# [Available data]
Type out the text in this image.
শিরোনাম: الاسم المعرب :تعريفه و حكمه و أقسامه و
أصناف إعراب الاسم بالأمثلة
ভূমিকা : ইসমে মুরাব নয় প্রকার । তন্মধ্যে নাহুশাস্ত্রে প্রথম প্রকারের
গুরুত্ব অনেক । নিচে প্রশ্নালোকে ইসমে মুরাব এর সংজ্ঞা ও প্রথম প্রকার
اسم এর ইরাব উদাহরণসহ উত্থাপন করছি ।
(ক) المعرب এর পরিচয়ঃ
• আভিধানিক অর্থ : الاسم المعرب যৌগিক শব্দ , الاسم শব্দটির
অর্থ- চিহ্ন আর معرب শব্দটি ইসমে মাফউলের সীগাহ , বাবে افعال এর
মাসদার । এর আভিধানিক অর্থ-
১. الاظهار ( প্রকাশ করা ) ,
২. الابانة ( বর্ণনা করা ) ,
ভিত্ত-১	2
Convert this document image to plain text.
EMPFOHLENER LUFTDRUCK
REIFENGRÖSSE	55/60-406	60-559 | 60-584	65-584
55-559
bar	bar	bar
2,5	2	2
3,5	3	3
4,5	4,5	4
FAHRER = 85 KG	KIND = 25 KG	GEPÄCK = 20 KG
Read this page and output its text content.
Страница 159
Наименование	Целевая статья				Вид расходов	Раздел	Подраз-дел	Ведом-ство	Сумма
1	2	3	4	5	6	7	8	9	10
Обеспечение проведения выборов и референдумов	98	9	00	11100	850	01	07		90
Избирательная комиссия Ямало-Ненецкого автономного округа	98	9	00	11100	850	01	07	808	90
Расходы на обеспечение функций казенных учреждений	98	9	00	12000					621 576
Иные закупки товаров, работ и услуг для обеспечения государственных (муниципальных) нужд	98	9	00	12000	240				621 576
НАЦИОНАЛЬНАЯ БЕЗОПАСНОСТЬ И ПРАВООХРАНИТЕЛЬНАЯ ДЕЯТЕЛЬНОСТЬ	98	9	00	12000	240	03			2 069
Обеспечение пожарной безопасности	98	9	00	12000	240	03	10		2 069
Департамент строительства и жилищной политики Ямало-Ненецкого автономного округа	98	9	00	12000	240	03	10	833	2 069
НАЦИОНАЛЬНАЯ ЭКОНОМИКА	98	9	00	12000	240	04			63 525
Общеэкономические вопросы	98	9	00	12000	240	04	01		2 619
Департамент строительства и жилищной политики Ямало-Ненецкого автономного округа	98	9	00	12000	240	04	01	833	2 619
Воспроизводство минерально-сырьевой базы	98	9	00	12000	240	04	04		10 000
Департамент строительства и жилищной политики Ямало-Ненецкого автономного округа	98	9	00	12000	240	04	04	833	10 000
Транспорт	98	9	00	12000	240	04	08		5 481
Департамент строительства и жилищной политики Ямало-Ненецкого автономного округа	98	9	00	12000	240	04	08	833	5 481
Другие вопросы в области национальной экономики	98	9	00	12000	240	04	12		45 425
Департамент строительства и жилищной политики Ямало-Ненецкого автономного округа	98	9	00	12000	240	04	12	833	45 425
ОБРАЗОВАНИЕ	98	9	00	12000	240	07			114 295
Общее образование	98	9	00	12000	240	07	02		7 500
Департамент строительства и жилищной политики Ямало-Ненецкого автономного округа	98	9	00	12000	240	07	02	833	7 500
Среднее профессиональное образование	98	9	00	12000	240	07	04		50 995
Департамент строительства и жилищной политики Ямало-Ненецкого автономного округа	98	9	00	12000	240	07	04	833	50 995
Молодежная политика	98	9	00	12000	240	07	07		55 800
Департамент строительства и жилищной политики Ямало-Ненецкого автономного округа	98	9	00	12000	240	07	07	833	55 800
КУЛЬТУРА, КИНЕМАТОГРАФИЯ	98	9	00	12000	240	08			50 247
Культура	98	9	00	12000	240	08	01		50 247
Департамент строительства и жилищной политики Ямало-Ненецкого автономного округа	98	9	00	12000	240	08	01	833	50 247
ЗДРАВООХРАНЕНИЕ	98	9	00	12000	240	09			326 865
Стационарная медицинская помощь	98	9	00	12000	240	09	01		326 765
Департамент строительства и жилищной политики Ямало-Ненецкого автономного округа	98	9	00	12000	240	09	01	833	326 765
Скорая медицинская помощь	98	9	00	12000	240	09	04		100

# [Task instructions]
Return each line of the records above exactly as it reads.

# [Output for this exercise]
Type out the text in this image.
শিরোনাম: الاسم المعرب :تعريفه و حكمه و أقسامه و
أصناف إعراب الاسم بالأمثلة
ভূমিকা : ইসমে মুরাব নয় প্রকার । তন্মধ্যে নাহুশাস্ত্রে প্রথম প্রকারের
গুরুত্ব অনেক । নিচে প্রশ্নালোকে ইসমে মুরাব এর সংজ্ঞা ও প্রথম প্রকার
اسم এর ইরাব উদাহরণসহ উত্থাপন করছি ।
(ক) المعرب এর পরিচয়ঃ
• আভিধানিক অর্থ : الاسم المعرب যৌগিক শব্দ , الاسم শব্দটির
অর্থ- চিহ্ন আর معرب শব্দটি ইসমে মাফউলের সীগাহ , বাবে افعال এর
মাসদার । এর আভিধানিক অর্থ-
১. الاظهار ( প্রকাশ করা ) ,
২. الابانة ( বর্ণনা করা ) ,
ভিত্ত-১	2
Convert this document image to plain text.
EMPFOHLENER LUFTDRUCK
REIFENGRÖSSE	55/60-406	60-559 | 60-584	65-584
55-559
bar	bar	bar
2,5	2	2
3,5	3	3
4,5	4,5	4
FAHRER = 85 KG	KIND = 25 KG	GEPÄCK = 20 KG
Read this page and output its text content.
Страница 159
Наименование	Целевая статья				Вид расходов	Раздел	Подраз-дел	Ведом-ство	Сумма
1	2	3	4	5	6	7	8	9	10
Обеспечение проведения выборов и референдумов	98	9	00	11100	850	01	07		90
Избирательная комиссия Ямало-Ненецкого автономного округа	98	9	00	11100	850	01	07	808	90
Расходы на обеспечение функций казенных учреждений	98	9	00	12000					621 576
Иные закупки товаров, работ и услуг для обеспечения государственных (муниципальных) нужд	98	9	00	12000	240				621 576
НАЦИОНАЛЬНАЯ БЕЗОПАСНОСТЬ И ПРАВООХРАНИТЕЛЬНАЯ ДЕЯТЕЛЬНОСТЬ	98	9	00	12000	240	03			2 069
Обеспечение пожарной безопасности	98	9	00	12000	240	03	10		2 069
Департамент строительства и жилищной политики Ямало-Ненецкого автономного округа	98	9	00	12000	240	03	10	833	2 069
НАЦИОНАЛЬНАЯ ЭКОНОМИКА	98	9	00	12000	240	04			63 525
Общеэкономические вопросы	98	9	00	12000	240	04	01		2 619
Департамент строительства и жилищной политики Ямало-Ненецкого автономного округа	98	9	00	12000	240	04	01	833	2 619
Воспроизводство минерально-сырьевой базы	98	9	00	12000	240	04	04		10 000
Департамент строительства и жилищной политики Ямало-Ненецкого автономного округа	98	9	00	12000	240	04	04	833	10 000
Транспорт	98	9	00	12000	240	04	08		5 481
Департамент строительства и жилищной политики Ямало-Ненецкого автономного округа	98	9	00	12000	240	04	08	833	5 481
Другие вопросы в области национальной экономики	98	9	00	12000	240	04	12		45 425
Департамент строительства и жилищной политики Ямало-Ненецкого автономного округа	98	9	00	12000	240	04	12	833	45 425
ОБРАЗОВАНИЕ	98	9	00	12000	240	07			114 295
Общее образование	98	9	00	12000	240	07	02		7 500
Департамент строительства и жилищной политики Ямало-Ненецкого автономного округа	98	9	00	12000	240	07	02	833	7 500
Среднее профессиональное образование	98	9	00	12000	240	07	04		50 995
Департамент строительства и жилищной политики Ямало-Ненецкого автономного округа	98	9	00	12000	240	07	04	833	50 995
Молодежная политика	98	9	00	12000	240	07	07		55 800
Департамент строительства и жилищной политики Ямало-Ненецкого автономного округа	98	9	00	12000	240	07	07	833	55 800
КУЛЬТУРА, КИНЕМАТОГРАФИЯ	98	9	00	12000	240	08			50 247
Культура	98	9	00	12000	240	08	01		50 247
Департамент строительства и жилищной политики Ямало-Ненецкого автономного округа	98	9	00	12000	240	08	01	833	50 247
ЗДРАВООХРАНЕНИЕ	98	9	00	12000	240	09			326 865
Стационарная медицинская помощь	98	9	00	12000	240	09	01		326 765
Департамент строительства и жилищной политики Ямало-Ненецкого автономного округа	98	9	00	12000	240	09	01	833	326 765
Скорая медицинская помощь	98	9	00	12000	240	09	04		100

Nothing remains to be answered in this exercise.